### EXCERPT

● ● ●

Analysts are split over whether a strong response will halt slide for long
ON Wall Street, the adage goes that on trading days where Thursday is bad and Friday is bad, Monday is rarely good. After two positively terrible days to end last week, investors have had the weekend to worry about how much more they could lose and will be coming to work today primed to sell.
'That will likely be the case unless we get some strong statements from the ECB over the weekend clarifying how they're going to handle this crisis,' said Max Bublitz, chief market strategist at SCM Advisors.
On Saturday, French President Nicolas Sarkozy and his German counterpart, Chancellor Angela Merkel, jointly promised that the European Union would have a 'financial defence plan' in place by the time financial markets open Monday to protect the euro, support the EU's most troubled economies, and reassure investors frazzled by a tumultuous week that featured a harrowing plunge of nearly 1,000 points in the Dow Jones Industrials.

● ● ●

### RAW DATA

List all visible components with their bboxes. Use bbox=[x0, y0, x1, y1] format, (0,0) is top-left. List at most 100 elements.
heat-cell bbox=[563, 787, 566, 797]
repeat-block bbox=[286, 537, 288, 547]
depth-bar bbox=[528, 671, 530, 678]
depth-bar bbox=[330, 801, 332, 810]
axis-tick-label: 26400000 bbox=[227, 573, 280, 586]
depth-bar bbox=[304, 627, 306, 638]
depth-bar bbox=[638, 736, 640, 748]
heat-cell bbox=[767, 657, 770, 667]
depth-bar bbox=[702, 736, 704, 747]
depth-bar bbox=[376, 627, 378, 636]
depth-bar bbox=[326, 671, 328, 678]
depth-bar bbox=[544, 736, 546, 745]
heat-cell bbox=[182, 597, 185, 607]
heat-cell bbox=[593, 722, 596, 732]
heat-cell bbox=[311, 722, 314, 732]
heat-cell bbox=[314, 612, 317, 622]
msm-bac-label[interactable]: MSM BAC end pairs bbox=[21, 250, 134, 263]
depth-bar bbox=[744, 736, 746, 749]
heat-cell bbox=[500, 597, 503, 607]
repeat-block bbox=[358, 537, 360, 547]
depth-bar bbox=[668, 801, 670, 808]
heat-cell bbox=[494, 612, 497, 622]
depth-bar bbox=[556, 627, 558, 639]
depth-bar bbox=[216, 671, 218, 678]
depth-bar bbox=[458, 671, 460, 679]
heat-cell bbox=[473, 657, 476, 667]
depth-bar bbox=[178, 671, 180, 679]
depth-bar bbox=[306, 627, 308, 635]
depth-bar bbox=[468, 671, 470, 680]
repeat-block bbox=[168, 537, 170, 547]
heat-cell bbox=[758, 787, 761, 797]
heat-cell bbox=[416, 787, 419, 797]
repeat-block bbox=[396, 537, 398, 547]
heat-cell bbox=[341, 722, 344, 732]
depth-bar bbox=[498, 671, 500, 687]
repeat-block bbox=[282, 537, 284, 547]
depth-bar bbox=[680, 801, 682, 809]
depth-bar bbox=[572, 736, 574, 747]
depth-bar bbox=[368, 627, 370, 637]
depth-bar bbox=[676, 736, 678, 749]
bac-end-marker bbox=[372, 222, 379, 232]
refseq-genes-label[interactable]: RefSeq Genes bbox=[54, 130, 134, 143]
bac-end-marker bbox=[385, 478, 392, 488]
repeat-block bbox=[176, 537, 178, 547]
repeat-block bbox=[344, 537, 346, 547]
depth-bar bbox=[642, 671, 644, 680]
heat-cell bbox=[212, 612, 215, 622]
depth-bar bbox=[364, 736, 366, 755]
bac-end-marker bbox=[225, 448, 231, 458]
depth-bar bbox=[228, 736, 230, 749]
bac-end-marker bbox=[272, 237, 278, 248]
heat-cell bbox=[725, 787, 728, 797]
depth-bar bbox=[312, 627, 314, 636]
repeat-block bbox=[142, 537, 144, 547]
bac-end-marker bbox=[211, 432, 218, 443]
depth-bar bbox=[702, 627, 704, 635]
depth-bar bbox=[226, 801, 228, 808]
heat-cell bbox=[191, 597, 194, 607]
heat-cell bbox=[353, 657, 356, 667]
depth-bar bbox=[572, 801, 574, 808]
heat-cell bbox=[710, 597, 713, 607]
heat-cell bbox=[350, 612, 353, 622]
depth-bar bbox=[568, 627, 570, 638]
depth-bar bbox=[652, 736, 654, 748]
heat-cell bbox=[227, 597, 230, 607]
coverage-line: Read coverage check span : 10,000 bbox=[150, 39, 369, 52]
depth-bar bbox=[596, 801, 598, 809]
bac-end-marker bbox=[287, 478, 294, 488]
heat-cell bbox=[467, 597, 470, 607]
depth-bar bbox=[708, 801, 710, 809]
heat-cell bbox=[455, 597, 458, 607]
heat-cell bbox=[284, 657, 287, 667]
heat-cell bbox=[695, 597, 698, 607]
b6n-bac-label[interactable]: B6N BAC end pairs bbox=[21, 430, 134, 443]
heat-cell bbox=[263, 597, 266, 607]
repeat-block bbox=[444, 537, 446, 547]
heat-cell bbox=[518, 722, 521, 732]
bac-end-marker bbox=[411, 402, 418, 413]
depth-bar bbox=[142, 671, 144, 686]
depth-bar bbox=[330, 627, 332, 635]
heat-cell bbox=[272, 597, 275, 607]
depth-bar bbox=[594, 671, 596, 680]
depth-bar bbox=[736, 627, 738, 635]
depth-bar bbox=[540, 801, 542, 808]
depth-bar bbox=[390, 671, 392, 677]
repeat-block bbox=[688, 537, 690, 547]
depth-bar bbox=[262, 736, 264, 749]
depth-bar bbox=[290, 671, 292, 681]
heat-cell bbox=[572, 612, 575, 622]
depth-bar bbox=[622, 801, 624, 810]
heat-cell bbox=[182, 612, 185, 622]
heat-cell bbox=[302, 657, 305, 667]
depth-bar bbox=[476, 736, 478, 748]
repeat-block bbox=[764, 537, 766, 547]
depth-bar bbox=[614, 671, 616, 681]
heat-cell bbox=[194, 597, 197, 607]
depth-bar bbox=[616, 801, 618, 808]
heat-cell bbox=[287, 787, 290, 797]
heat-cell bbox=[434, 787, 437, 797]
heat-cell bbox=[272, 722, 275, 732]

● ● ●

### EXERCISE DETAILS
In two sentences, sum up the Wall Street market article above the entries.

### REPLY TO THE TASK
After two terrible trading days at the end of the week, investors were expected to come to work Monday ready to sell unless the ECB made strong statements over the weekend on how it would handle the crisis. On Saturday, Sarkozy and Merkel promised that the European Union would have a financial defense plan in place by Monday's market open to protect the euro, support its most troubled economies, and reassure investors after a week that included a plunge of nearly 1,000 points in the Dow.